§ Entries supplied
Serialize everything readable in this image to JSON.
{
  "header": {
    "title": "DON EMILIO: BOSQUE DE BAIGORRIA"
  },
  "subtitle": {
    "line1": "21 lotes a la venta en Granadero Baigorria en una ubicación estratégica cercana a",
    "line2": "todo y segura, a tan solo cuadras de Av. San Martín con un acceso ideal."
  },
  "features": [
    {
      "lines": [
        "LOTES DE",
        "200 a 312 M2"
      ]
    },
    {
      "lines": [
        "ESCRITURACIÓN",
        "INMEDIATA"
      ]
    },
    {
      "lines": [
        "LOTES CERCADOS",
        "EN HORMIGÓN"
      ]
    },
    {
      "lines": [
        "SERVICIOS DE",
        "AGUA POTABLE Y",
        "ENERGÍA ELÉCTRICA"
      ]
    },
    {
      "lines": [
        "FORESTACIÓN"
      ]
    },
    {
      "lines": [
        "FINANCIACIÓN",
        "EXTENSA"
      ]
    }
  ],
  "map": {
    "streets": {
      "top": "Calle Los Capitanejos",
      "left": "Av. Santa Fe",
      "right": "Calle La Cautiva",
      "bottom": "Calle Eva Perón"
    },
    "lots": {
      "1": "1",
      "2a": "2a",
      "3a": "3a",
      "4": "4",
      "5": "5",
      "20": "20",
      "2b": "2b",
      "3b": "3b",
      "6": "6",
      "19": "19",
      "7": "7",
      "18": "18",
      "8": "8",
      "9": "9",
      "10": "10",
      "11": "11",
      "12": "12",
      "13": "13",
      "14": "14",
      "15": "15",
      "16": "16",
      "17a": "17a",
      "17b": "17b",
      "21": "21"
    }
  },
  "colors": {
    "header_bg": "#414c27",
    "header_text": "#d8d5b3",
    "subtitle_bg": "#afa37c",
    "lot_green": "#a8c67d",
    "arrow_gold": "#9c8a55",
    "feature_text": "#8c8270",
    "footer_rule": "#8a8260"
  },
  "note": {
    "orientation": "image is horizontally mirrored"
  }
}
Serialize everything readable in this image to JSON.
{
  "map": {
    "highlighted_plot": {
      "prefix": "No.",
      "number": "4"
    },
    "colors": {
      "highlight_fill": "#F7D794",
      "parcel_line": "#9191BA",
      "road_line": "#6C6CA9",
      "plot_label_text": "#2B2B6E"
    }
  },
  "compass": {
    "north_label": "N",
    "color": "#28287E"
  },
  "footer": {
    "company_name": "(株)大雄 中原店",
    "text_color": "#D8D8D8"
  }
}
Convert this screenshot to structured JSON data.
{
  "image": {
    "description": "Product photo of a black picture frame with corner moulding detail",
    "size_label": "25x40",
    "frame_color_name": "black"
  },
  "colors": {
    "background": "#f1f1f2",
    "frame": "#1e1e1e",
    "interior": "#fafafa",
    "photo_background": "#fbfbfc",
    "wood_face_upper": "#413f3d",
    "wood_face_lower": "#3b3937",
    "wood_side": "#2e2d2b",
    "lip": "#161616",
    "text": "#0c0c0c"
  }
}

§ Required task
Print all the data exactly.

§ Completed exercise
Serialize everything readable in this image to JSON.
{
  "header": {
    "title": "DON EMILIO: BOSQUE DE BAIGORRIA"
  },
  "subtitle": {
    "line1": "21 lotes a la venta en Granadero Baigorria en una ubicación estratégica cercana a",
    "line2": "todo y segura, a tan solo cuadras de Av. San Martín con un acceso ideal."
  },
  "features": [
    {
      "lines": [
        "LOTES DE",
        "200 a 312 M2"
      ]
    },
    {
      "lines": [
        "ESCRITURACIÓN",
        "INMEDIATA"
      ]
    },
    {
      "lines": [
        "LOTES CERCADOS",
        "EN HORMIGÓN"
      ]
    },
    {
      "lines": [
        "SERVICIOS DE",
        "AGUA POTABLE Y",
        "ENERGÍA ELÉCTRICA"
      ]
    },
    {
      "lines": [
        "FORESTACIÓN"
      ]
    },
    {
      "lines": [
        "FINANCIACIÓN",
        "EXTENSA"
      ]
    }
  ],
  "map": {
    "streets": {
      "top": "Calle Los Capitanejos",
      "left": "Av. Santa Fe",
      "right": "Calle La Cautiva",
      "bottom": "Calle Eva Perón"
    },
    "lots": {
      "1": "1",
      "2a": "2a",
      "3a": "3a",
      "4": "4",
      "5": "5",
      "20": "20",
      "2b": "2b",
      "3b": "3b",
      "6": "6",
      "19": "19",
      "7": "7",
      "18": "18",
      "8": "8",
      "9": "9",
      "10": "10",
      "11": "11",
      "12": "12",
      "13": "13",
      "14": "14",
      "15": "15",
      "16": "16",
      "17a": "17a",
      "17b": "17b",
      "21": "21"
    }
  },
  "colors": {
    "header_bg": "#414c27",
    "header_text": "#d8d5b3",
    "subtitle_bg": "#afa37c",
    "lot_green": "#a8c67d",
    "arrow_gold": "#9c8a55",
    "feature_text": "#8c8270",
    "footer_rule": "#8a8260"
  },
  "note": {
    "orientation": "image is horizontally mirrored"
  }
}
Serialize everything readable in this image to JSON.
{
  "map": {
    "highlighted_plot": {
      "prefix": "No.",
      "number": "4"
    },
    "colors": {
      "highlight_fill": "#F7D794",
      "parcel_line": "#9191BA",
      "road_line": "#6C6CA9",
      "plot_label_text": "#2B2B6E"
    }
  },
  "compass": {
    "north_label": "N",
    "color": "#28287E"
  },
  "footer": {
    "company_name": "(株)大雄 中原店",
    "text_color": "#D8D8D8"
  }
}
Convert this screenshot to structured JSON data.
{
  "image": {
    "description": "Product photo of a black picture frame with corner moulding detail",
    "size_label": "25x40",
    "frame_color_name": "black"
  },
  "colors": {
    "background": "#f1f1f2",
    "frame": "#1e1e1e",
    "interior": "#fafafa",
    "photo_background": "#fbfbfc",
    "wood_face_upper": "#413f3d",
    "wood_face_lower": "#3b3937",
    "wood_side": "#2e2d2b",
    "lip": "#161616",
    "text": "#0c0c0c"
  }
}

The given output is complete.